CHALLENGE
Find every line in the records below that holds the word "from" and copy it.

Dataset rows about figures

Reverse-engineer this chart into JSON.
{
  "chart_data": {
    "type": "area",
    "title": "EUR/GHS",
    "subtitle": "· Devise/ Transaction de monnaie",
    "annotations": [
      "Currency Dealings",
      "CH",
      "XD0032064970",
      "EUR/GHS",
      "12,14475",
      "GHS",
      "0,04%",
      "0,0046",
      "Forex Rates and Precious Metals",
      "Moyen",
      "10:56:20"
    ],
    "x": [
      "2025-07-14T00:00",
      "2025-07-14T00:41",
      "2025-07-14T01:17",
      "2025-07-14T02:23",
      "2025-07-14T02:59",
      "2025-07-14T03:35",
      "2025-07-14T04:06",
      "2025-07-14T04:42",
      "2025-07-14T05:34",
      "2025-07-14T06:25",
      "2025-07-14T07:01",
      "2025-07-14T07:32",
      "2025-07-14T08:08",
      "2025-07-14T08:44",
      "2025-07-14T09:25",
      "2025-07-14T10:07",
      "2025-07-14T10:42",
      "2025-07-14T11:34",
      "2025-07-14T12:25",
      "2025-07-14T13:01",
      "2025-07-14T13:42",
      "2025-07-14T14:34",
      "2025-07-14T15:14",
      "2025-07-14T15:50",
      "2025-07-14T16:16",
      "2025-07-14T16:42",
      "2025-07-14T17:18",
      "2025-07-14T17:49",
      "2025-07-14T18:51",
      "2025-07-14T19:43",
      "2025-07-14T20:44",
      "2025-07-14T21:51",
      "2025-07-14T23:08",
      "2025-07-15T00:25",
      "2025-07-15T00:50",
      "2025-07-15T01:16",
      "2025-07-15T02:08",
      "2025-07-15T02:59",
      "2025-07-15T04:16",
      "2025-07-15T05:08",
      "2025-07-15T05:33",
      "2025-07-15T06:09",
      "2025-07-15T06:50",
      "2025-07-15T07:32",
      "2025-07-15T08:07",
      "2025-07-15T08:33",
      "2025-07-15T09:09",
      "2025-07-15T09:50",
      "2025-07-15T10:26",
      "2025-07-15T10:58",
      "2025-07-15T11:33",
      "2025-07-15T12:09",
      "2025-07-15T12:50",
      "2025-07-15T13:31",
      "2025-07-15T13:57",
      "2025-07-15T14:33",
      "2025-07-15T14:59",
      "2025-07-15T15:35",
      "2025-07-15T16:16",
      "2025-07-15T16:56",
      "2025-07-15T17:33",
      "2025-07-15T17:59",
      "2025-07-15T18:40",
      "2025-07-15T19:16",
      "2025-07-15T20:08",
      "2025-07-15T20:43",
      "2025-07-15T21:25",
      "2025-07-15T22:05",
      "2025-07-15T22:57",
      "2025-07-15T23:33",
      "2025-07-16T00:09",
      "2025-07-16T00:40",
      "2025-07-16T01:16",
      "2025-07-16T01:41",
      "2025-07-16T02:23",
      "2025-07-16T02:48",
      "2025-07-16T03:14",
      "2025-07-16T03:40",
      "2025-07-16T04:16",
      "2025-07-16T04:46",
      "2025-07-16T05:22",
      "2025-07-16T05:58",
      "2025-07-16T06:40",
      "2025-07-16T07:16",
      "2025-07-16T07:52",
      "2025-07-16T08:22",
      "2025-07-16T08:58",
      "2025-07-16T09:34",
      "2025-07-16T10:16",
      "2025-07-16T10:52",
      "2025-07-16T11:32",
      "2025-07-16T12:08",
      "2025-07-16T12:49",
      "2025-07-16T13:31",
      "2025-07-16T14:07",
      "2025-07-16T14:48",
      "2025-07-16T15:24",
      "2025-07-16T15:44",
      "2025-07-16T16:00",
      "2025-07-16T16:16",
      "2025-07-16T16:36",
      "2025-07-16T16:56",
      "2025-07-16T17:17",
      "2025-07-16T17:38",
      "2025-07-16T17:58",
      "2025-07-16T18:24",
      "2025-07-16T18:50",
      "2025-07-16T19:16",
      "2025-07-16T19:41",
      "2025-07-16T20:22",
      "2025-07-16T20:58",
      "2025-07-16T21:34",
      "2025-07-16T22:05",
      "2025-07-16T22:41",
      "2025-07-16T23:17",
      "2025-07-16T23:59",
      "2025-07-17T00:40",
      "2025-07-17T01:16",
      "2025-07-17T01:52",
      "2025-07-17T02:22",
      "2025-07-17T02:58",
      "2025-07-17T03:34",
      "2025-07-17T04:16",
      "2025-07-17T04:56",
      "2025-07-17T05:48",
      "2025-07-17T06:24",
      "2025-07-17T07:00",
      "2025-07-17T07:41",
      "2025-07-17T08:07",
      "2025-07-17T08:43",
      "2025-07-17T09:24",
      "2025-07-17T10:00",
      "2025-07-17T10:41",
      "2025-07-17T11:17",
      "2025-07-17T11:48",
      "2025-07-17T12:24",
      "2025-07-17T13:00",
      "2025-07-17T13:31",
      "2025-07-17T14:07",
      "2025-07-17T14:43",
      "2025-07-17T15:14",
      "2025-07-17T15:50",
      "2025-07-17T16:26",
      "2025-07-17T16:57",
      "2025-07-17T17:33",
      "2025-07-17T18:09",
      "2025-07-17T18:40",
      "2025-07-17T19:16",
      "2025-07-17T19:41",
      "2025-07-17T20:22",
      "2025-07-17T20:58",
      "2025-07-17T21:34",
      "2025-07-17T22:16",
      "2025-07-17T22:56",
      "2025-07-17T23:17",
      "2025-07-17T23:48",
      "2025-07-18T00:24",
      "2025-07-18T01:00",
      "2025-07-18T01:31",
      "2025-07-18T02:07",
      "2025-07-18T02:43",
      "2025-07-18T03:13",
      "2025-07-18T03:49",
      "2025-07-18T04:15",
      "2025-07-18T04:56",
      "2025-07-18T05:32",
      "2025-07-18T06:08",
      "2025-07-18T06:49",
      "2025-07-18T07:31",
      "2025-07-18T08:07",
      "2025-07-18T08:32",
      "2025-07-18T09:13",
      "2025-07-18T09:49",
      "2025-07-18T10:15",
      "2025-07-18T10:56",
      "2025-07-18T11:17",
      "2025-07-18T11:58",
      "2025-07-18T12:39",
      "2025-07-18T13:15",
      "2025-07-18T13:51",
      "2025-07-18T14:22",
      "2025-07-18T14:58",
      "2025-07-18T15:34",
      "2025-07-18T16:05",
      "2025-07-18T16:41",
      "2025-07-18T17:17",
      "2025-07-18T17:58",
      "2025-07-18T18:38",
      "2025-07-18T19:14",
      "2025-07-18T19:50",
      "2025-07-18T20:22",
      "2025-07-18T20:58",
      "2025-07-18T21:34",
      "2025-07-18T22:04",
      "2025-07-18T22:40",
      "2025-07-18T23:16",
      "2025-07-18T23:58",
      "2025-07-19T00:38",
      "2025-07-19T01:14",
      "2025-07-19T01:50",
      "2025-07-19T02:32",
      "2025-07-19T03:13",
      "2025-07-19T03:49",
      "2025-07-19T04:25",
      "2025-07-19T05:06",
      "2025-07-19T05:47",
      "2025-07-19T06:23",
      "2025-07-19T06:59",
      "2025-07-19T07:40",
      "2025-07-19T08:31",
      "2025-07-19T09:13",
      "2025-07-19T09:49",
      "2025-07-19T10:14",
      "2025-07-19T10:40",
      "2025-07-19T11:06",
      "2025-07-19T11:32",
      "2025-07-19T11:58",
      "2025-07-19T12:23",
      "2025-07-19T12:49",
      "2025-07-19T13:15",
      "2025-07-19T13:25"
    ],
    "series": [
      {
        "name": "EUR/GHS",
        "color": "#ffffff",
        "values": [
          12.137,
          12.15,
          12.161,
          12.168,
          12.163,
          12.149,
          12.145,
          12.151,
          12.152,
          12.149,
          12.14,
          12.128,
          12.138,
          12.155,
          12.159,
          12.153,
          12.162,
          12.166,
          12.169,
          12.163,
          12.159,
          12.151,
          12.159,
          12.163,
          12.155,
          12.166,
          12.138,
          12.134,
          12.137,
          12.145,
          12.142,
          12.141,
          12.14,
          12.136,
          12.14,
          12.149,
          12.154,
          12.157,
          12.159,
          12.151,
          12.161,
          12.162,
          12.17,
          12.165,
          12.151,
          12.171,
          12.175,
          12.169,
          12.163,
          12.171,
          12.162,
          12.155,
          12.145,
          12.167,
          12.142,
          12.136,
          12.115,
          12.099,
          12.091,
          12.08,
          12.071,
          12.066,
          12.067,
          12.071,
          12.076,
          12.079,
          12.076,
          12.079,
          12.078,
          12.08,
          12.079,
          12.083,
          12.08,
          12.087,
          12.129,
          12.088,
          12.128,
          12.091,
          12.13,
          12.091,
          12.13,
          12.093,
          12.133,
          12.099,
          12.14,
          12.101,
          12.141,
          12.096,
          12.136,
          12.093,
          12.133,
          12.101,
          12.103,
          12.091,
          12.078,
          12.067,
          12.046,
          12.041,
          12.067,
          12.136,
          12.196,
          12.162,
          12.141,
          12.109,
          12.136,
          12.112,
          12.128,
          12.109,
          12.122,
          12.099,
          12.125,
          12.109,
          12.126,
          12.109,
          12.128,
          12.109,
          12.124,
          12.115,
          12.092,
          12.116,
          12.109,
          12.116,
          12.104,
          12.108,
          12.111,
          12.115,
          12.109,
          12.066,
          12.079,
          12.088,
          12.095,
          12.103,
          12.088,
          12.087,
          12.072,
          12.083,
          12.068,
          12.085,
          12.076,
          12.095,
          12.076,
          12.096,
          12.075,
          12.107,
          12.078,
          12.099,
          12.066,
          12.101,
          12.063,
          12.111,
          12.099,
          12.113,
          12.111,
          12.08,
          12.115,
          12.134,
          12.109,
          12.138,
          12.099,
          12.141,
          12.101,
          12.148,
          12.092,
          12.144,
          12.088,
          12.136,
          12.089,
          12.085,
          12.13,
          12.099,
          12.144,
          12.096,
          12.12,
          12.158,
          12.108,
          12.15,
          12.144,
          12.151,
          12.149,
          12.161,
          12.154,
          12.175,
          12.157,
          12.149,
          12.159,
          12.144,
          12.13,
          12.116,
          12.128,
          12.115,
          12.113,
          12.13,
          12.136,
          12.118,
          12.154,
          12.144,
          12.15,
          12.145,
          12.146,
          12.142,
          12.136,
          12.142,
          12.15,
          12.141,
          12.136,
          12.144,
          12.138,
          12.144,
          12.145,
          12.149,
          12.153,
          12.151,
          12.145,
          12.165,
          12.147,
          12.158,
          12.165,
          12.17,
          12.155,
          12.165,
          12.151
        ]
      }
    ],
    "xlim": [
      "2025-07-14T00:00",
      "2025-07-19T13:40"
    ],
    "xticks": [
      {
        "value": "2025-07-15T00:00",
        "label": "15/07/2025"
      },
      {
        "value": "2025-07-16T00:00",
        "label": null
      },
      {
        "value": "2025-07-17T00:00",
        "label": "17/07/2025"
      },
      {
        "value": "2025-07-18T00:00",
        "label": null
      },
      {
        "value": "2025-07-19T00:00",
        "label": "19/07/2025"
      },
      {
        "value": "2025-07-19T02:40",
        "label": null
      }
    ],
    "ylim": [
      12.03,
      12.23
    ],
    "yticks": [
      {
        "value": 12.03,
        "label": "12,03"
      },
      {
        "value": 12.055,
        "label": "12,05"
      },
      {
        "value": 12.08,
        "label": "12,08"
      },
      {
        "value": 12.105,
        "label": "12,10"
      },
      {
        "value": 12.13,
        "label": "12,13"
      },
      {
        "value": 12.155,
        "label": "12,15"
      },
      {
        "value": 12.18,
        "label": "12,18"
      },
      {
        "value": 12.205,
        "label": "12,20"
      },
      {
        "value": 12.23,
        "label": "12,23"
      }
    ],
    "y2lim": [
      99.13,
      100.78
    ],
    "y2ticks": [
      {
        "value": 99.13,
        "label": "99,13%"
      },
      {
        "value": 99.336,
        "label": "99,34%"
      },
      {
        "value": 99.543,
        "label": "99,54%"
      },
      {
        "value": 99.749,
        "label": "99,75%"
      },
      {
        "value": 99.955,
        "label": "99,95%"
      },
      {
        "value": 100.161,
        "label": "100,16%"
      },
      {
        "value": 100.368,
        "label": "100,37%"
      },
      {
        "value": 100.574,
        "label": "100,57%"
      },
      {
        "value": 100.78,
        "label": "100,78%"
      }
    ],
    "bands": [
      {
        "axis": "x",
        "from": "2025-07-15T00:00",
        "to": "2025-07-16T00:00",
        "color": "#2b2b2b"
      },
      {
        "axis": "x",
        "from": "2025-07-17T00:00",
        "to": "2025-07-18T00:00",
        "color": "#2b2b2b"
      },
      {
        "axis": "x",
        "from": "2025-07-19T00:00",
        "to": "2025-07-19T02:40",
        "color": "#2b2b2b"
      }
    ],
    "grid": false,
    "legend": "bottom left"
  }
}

OUTPUT
        "from": "2025-07-15T00:00",
        "from": "2025-07-17T00:00",
        "from": "2025-07-19T00:00",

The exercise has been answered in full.